§ Structured figure records:
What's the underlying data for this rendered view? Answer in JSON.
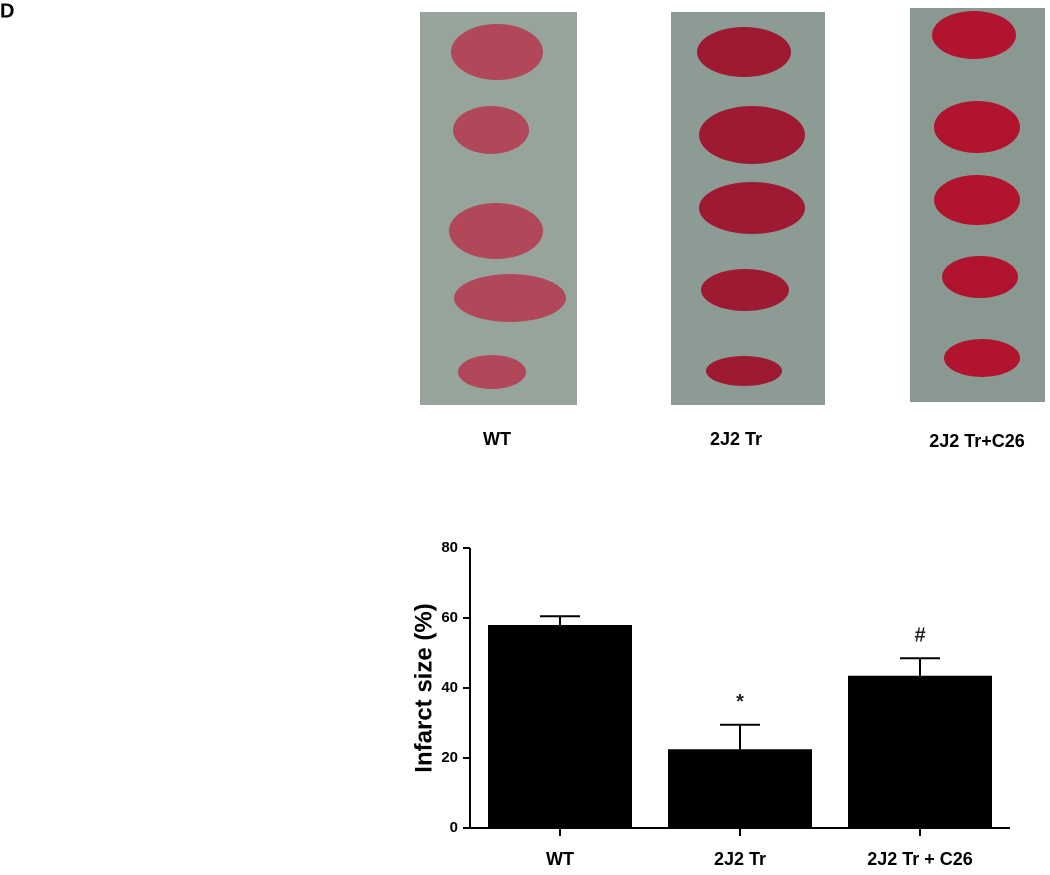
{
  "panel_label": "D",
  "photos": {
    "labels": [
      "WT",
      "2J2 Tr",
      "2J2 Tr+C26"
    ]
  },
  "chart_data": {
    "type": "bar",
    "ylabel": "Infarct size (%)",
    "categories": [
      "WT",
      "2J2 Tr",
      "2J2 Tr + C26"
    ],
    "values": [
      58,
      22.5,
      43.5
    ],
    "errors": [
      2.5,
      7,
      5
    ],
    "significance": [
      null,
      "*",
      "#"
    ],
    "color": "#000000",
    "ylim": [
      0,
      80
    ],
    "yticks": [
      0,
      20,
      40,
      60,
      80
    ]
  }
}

---

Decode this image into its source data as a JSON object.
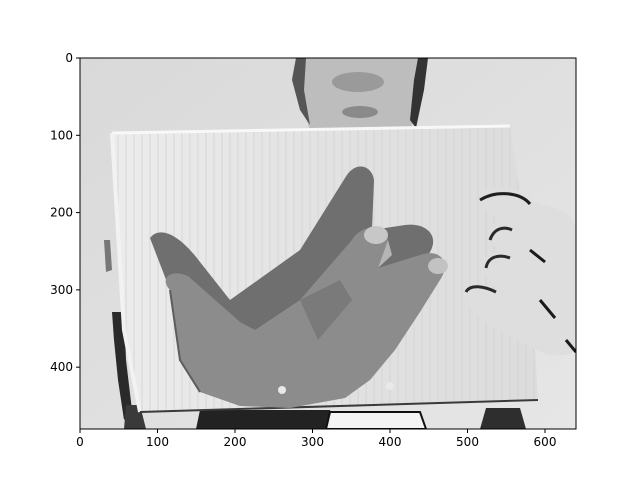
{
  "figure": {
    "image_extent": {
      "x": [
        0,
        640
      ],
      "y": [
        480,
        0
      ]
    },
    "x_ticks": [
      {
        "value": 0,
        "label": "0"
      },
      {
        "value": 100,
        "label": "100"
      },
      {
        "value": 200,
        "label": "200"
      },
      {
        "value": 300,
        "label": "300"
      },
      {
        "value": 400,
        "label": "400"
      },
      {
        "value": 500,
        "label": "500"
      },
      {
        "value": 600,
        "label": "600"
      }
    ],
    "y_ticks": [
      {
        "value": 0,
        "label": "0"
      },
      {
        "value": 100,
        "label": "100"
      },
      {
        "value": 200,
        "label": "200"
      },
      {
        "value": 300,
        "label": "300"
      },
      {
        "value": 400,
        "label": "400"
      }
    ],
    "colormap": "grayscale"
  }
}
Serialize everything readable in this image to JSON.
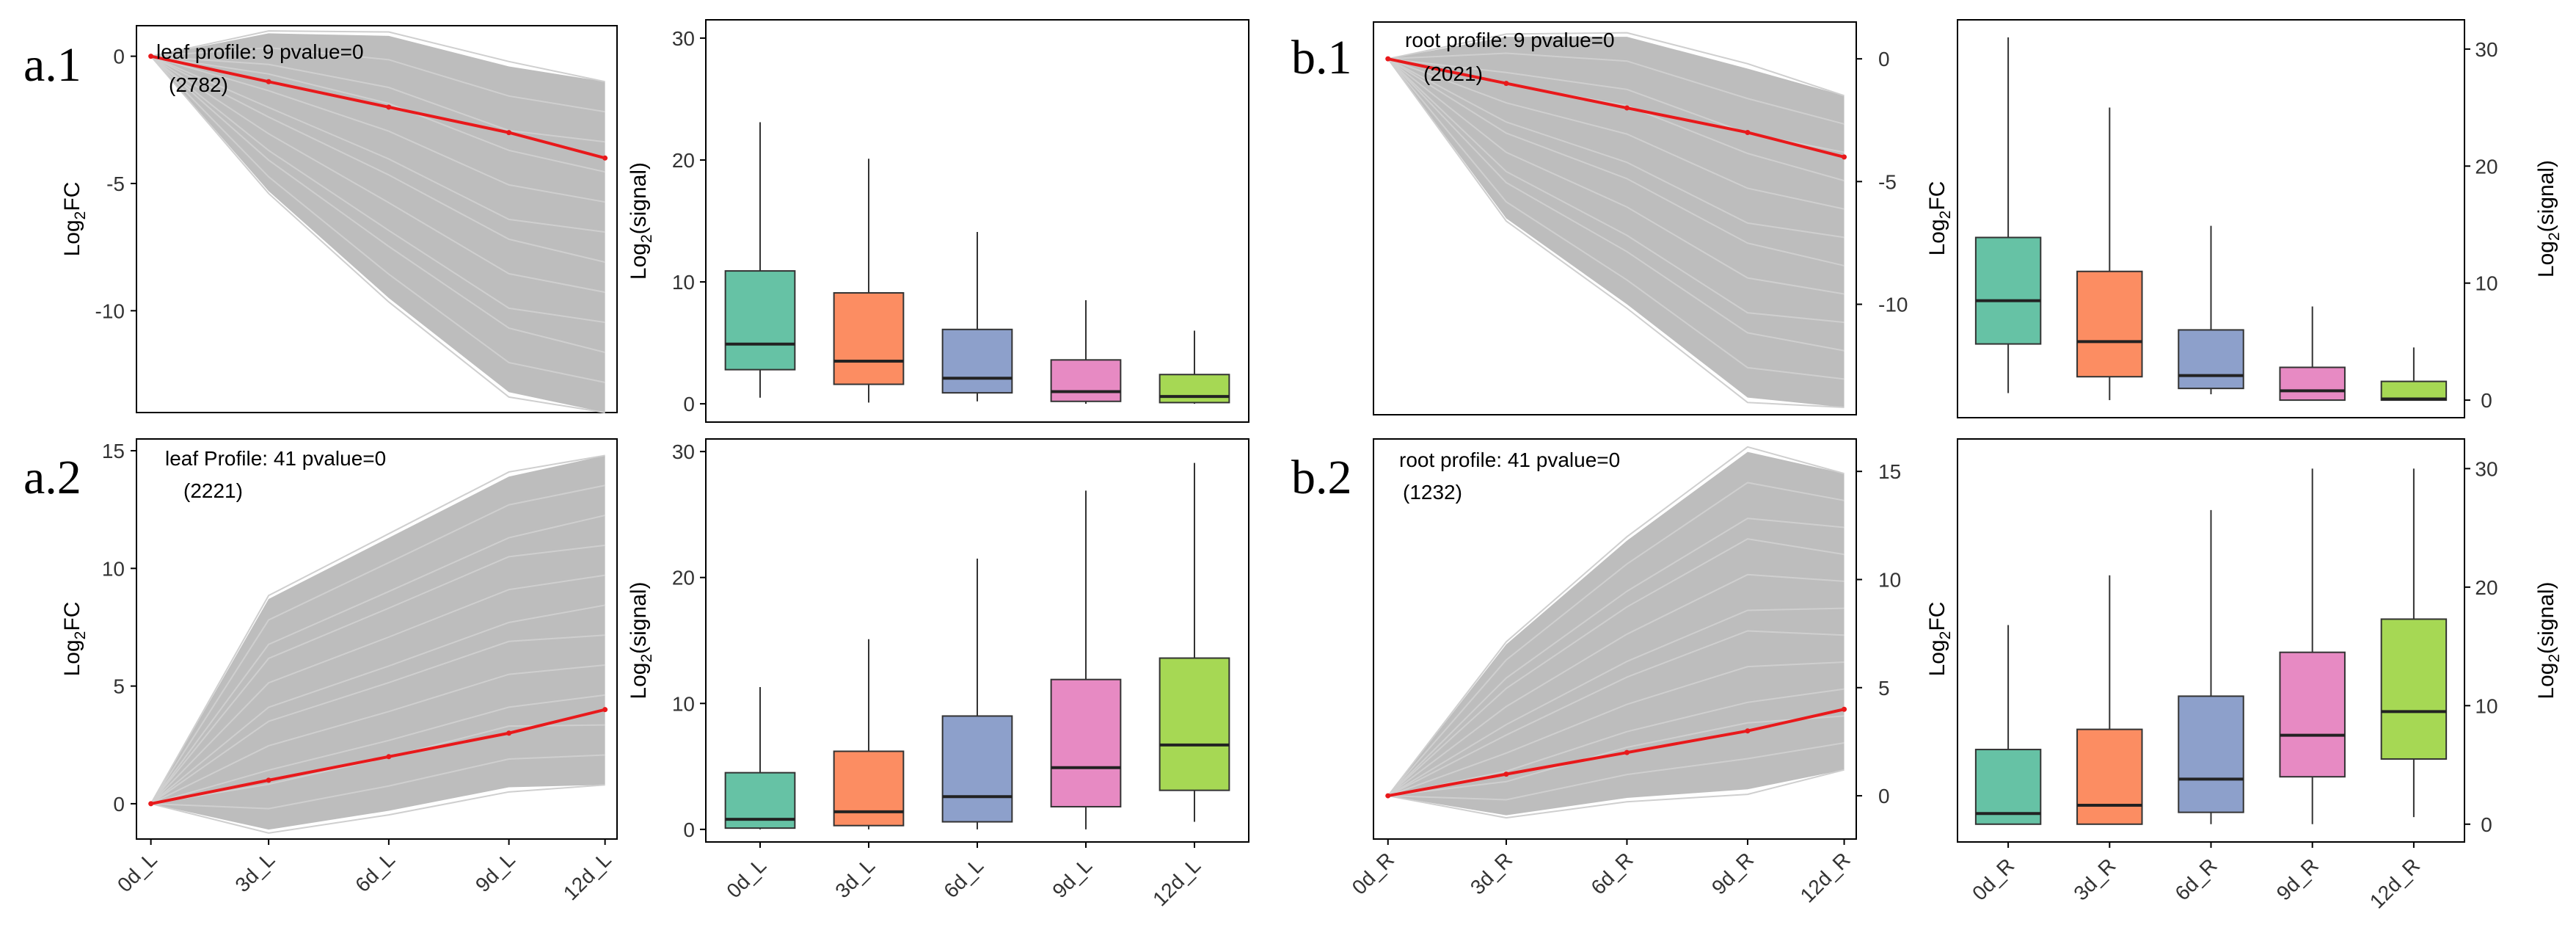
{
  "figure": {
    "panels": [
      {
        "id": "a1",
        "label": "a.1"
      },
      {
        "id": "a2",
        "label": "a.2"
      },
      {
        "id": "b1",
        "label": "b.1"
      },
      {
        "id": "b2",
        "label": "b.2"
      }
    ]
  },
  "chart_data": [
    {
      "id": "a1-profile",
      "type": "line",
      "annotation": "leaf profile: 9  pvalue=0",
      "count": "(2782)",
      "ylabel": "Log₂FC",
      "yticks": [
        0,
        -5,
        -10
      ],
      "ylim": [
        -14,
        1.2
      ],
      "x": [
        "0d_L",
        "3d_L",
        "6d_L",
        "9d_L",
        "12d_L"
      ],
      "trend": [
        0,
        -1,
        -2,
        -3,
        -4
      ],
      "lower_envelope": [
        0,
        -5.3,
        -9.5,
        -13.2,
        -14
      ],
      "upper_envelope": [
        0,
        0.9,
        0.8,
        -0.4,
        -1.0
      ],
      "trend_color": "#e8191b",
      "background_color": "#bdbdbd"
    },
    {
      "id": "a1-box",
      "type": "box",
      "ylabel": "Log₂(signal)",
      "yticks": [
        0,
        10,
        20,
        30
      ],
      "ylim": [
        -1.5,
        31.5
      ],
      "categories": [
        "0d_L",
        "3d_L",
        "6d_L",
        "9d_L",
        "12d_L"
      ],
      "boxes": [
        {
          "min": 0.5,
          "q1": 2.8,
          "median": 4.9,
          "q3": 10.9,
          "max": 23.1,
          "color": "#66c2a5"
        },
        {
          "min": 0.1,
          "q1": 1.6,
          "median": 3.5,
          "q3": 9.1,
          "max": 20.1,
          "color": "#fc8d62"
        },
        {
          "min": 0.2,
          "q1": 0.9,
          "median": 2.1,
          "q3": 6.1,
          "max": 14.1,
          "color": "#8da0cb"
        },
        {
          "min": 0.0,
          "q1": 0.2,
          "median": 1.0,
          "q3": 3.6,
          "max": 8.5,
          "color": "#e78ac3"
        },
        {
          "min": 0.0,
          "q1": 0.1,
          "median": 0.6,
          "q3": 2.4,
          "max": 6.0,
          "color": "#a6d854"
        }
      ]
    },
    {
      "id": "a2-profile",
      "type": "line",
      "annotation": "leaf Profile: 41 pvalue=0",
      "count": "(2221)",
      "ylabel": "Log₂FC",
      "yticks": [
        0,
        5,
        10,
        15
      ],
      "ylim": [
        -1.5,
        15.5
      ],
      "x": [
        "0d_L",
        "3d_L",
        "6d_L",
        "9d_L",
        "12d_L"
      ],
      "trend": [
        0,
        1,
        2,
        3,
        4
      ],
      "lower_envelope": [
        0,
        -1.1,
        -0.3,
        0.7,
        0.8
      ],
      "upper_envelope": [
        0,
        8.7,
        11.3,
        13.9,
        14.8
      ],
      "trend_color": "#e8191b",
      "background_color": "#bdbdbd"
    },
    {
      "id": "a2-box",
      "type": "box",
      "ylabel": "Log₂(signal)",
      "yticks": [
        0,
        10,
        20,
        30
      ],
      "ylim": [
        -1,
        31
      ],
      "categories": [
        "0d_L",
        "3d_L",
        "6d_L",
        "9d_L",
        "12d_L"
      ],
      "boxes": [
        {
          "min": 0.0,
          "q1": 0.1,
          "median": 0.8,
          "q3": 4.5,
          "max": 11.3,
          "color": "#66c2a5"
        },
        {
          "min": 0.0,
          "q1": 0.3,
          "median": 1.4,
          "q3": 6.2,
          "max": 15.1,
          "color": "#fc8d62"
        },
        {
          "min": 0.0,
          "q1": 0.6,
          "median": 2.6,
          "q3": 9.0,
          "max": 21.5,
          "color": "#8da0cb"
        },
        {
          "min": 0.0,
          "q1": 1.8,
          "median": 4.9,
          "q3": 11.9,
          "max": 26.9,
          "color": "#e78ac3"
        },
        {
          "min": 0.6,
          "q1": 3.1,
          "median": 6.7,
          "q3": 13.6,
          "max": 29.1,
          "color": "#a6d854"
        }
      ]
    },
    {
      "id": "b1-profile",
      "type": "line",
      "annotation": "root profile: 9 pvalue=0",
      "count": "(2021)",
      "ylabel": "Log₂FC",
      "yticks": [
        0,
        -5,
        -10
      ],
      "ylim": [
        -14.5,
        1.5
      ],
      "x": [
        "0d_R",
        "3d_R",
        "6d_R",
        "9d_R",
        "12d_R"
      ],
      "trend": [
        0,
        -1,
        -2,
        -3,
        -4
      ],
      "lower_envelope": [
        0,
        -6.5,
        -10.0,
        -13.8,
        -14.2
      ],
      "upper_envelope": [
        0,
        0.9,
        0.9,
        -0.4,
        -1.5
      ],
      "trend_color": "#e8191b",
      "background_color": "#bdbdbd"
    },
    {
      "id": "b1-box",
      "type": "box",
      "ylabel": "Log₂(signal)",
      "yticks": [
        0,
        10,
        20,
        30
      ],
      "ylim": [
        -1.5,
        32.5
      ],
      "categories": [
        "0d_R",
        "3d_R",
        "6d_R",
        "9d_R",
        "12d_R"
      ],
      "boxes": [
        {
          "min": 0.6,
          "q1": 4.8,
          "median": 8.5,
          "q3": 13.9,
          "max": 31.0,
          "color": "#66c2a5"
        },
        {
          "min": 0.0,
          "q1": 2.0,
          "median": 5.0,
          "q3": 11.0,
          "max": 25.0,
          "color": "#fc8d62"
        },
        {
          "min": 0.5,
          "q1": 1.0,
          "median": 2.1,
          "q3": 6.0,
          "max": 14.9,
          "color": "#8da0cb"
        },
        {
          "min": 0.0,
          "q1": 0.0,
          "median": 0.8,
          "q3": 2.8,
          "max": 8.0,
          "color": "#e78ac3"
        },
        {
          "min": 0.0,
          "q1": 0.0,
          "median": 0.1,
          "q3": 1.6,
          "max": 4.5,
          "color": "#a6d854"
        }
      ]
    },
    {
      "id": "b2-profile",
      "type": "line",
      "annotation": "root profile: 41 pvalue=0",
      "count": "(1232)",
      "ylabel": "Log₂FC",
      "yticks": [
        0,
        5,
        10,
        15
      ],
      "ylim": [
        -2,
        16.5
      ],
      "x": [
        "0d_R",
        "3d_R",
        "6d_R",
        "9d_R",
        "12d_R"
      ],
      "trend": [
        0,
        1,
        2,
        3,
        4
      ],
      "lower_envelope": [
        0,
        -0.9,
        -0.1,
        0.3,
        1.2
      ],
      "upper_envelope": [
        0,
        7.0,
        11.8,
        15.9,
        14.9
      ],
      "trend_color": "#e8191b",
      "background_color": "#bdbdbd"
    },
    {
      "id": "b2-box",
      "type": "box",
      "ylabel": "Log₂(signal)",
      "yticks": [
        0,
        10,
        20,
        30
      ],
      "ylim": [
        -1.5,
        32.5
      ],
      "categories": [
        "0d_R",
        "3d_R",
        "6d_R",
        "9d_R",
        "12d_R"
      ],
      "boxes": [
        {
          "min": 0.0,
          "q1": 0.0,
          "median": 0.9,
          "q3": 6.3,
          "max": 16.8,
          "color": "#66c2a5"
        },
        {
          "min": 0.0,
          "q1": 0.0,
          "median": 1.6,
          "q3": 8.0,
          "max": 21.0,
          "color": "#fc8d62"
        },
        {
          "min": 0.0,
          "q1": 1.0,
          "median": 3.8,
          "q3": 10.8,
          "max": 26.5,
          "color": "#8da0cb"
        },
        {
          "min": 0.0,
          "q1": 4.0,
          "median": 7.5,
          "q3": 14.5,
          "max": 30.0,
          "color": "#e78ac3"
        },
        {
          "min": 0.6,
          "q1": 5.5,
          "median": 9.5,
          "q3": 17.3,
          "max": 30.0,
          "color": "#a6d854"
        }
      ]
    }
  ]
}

§ TASK DIRECTIONS: Show each line in the entries that holds the string "root".

§ WRITTEN ANSWER:
      "annotation": "root profile: 9 pvalue=0",
      "annotation": "root profile: 41 pvalue=0",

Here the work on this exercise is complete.